(Stored data)
## start
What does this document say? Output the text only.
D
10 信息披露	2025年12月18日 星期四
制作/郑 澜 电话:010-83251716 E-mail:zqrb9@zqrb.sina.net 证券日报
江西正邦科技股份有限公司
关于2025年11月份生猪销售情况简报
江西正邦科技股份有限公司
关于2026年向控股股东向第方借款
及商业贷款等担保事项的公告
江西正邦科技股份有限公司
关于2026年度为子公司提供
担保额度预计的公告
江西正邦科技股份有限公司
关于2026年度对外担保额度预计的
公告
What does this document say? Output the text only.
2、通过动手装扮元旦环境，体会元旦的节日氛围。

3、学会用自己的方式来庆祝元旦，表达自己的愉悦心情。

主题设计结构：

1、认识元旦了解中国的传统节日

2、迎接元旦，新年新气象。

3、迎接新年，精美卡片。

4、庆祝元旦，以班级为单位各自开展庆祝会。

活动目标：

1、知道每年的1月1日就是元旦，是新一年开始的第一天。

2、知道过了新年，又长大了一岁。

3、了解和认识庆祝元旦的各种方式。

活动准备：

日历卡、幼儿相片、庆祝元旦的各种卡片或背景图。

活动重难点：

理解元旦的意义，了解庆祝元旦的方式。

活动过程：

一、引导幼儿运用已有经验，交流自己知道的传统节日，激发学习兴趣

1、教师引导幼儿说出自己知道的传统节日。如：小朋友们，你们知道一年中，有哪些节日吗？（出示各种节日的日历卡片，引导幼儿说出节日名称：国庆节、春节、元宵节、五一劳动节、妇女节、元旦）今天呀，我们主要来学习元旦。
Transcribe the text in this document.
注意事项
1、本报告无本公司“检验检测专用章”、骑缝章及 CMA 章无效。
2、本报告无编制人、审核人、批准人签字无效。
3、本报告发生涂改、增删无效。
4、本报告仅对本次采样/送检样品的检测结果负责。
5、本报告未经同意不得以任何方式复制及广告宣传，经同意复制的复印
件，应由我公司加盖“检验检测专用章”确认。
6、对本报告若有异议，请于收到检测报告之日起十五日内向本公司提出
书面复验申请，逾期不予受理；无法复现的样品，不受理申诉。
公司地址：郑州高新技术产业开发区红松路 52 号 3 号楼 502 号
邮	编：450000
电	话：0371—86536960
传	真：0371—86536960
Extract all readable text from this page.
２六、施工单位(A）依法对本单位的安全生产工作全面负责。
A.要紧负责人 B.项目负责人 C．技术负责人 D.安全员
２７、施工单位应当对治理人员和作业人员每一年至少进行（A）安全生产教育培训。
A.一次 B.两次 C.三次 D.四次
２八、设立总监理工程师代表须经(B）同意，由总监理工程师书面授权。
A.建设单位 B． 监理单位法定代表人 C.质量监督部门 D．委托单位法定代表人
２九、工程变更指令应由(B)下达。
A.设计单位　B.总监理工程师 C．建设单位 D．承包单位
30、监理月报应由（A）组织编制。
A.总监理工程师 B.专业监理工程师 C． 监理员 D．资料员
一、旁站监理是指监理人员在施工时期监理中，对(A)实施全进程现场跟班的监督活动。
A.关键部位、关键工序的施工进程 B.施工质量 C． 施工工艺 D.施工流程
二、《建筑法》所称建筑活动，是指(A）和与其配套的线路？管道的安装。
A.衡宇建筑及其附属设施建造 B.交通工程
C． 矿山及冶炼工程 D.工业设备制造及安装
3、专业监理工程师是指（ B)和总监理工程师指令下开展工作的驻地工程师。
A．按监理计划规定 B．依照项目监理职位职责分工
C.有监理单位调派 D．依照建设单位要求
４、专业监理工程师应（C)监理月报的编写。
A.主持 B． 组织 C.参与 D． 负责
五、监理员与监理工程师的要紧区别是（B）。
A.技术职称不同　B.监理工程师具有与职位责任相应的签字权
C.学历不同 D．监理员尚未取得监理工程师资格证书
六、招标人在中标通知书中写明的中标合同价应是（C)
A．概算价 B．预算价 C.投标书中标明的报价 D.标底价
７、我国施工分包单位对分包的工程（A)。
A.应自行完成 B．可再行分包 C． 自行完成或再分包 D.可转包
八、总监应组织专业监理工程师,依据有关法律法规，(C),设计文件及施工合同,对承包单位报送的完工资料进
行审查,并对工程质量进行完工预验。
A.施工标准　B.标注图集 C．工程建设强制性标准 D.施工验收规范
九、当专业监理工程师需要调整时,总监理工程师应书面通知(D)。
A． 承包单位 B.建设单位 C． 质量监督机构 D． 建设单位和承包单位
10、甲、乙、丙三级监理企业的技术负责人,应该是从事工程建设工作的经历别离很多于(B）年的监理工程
## end
How many lines of these entries contain "text"? Answer with the number and nothing else.

4